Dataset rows
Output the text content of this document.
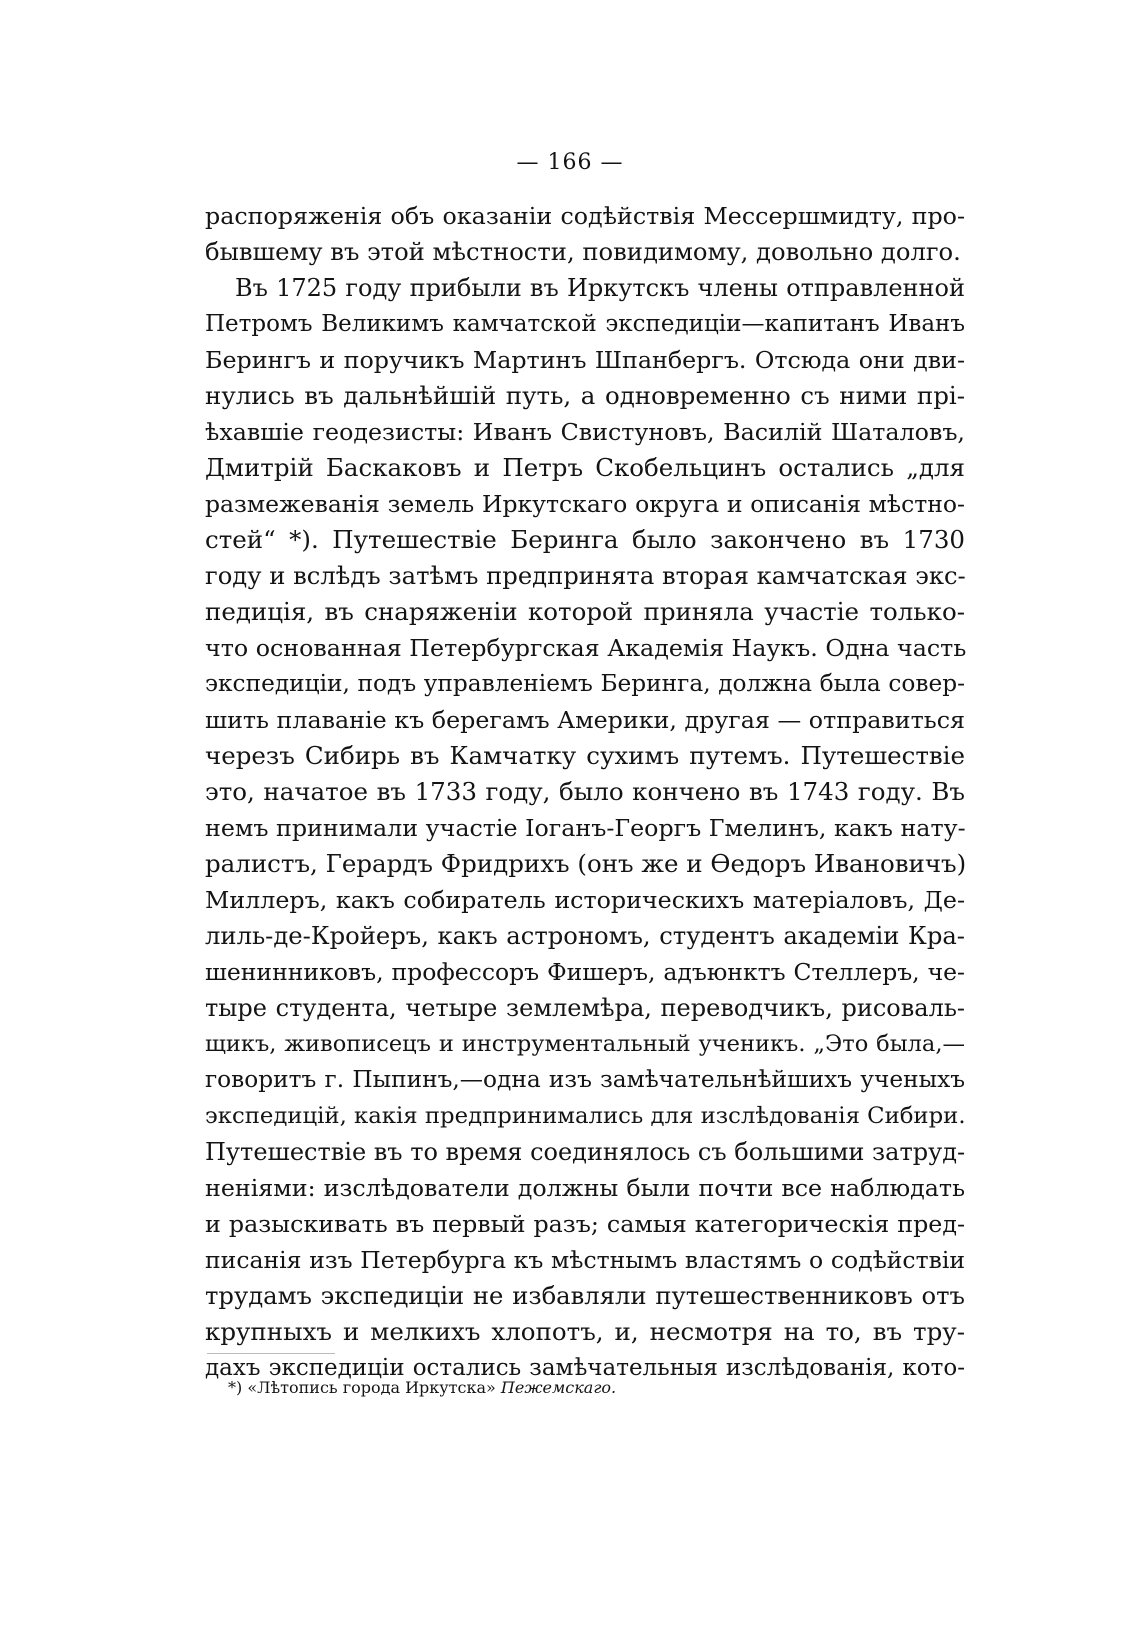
— 166 —
распоряженія объ оказаніи содѣйствія Мессершмидту, про-
бывшему въ этой мѣстности, повидимому, довольно долго.
Въ 1725 году прибыли въ Иркутскъ члены отправленной
Петромъ Великимъ камчатской экспедиціи—капитанъ Иванъ
Берингъ и поручикъ Мартинъ Шпанбергъ. Отсюда они дви-
нулись въ дальнѣйшій путь, а одновременно съ ними прі-
ѣхавшіе геодезисты: Иванъ Свистуновъ, Василій Шаталовъ,
Дмитрій Баскаковъ и Петръ Скобельцинъ остались „для
размежеванія земель Иркутскаго округа и описанія мѣстно-
стей“ *). Путешествіе Беринга было закончено въ 1730
году и вслѣдъ затѣмъ предпринята вторая камчатская экс-
педиція, въ снаряженіи которой приняла участіе только-
что основанная Петербургская Академія Наукъ. Одна часть
экспедиціи, подъ управленіемъ Беринга, должна была совер-
шить плаваніе къ берегамъ Америки, другая — отправиться
черезъ Сибирь въ Камчатку сухимъ путемъ. Путешествіе
это, начатое въ 1733 году, было кончено въ 1743 году. Въ
немъ принимали участіе Іоганъ-Георгъ Гмелинъ, какъ нату-
ралистъ, Герардъ Фридрихъ (онъ же и Ѳедоръ Ивановичъ)
Миллеръ, какъ собиратель историческихъ матеріаловъ, Де-
лиль-де-Кройеръ, какъ астрономъ, студентъ академіи Кра-
шенинниковъ, профессоръ Фишеръ, адъюнктъ Стеллеръ, че-
тыре студента, четыре землемѣра, переводчикъ, рисоваль-
щикъ, живописецъ и инструментальный ученикъ. „Это была,—
говоритъ г. Пыпинъ,—одна изъ замѣчательнѣйшихъ ученыхъ
экспедицій, какія предпринимались для изслѣдованія Сибири.
Путешествіе въ то время соединялось съ большими затруд-
неніями: изслѣдователи должны были почти все наблюдать
и разыскивать въ первый разъ; самыя категорическія пред-
писанія изъ Петербурга къ мѣстнымъ властямъ о содѣйствіи
трудамъ экспедиціи не избавляли путешественниковъ отъ
крупныхъ и мелкихъ хлопотъ, и, несмотря на то, въ тру-
дахъ экспедиціи остались замѣчательныя изслѣдованія, кото-
*) «Лѣтопись города Иркутска» Пежемскаго.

▶ **SHORT EXERCISE**: Transcribe the full listing above exactly as it stands, minus the pictures.

▶ **OUTPUT FOR THIS EXERCISE**:
Output the text content of this document.
— 166 —
распоряженія объ оказаніи содѣйствія Мессершмидту, про-
бывшему въ этой мѣстности, повидимому, довольно долго.
Въ 1725 году прибыли въ Иркутскъ члены отправленной
Петромъ Великимъ камчатской экспедиціи—капитанъ Иванъ
Берингъ и поручикъ Мартинъ Шпанбергъ. Отсюда они дви-
нулись въ дальнѣйшій путь, а одновременно съ ними прі-
ѣхавшіе геодезисты: Иванъ Свистуновъ, Василій Шаталовъ,
Дмитрій Баскаковъ и Петръ Скобельцинъ остались „для
размежеванія земель Иркутскаго округа и описанія мѣстно-
стей“ *). Путешествіе Беринга было закончено въ 1730
году и вслѣдъ затѣмъ предпринята вторая камчатская экс-
педиція, въ снаряженіи которой приняла участіе только-
что основанная Петербургская Академія Наукъ. Одна часть
экспедиціи, подъ управленіемъ Беринга, должна была совер-
шить плаваніе къ берегамъ Америки, другая — отправиться
черезъ Сибирь въ Камчатку сухимъ путемъ. Путешествіе
это, начатое въ 1733 году, было кончено въ 1743 году. Въ
немъ принимали участіе Іоганъ-Георгъ Гмелинъ, какъ нату-
ралистъ, Герардъ Фридрихъ (онъ же и Ѳедоръ Ивановичъ)
Миллеръ, какъ собиратель историческихъ матеріаловъ, Де-
лиль-де-Кройеръ, какъ астрономъ, студентъ академіи Кра-
шенинниковъ, профессоръ Фишеръ, адъюнктъ Стеллеръ, че-
тыре студента, четыре землемѣра, переводчикъ, рисоваль-
щикъ, живописецъ и инструментальный ученикъ. „Это была,—
говоритъ г. Пыпинъ,—одна изъ замѣчательнѣйшихъ ученыхъ
экспедицій, какія предпринимались для изслѣдованія Сибири.
Путешествіе въ то время соединялось съ большими затруд-
неніями: изслѣдователи должны были почти все наблюдать
и разыскивать въ первый разъ; самыя категорическія пред-
писанія изъ Петербурга къ мѣстнымъ властямъ о содѣйствіи
трудамъ экспедиціи не избавляли путешественниковъ отъ
крупныхъ и мелкихъ хлопотъ, и, несмотря на то, въ тру-
дахъ экспедиціи остались замѣчательныя изслѣдованія, кото-
*) «Лѣтопись города Иркутска» Пежемскаго.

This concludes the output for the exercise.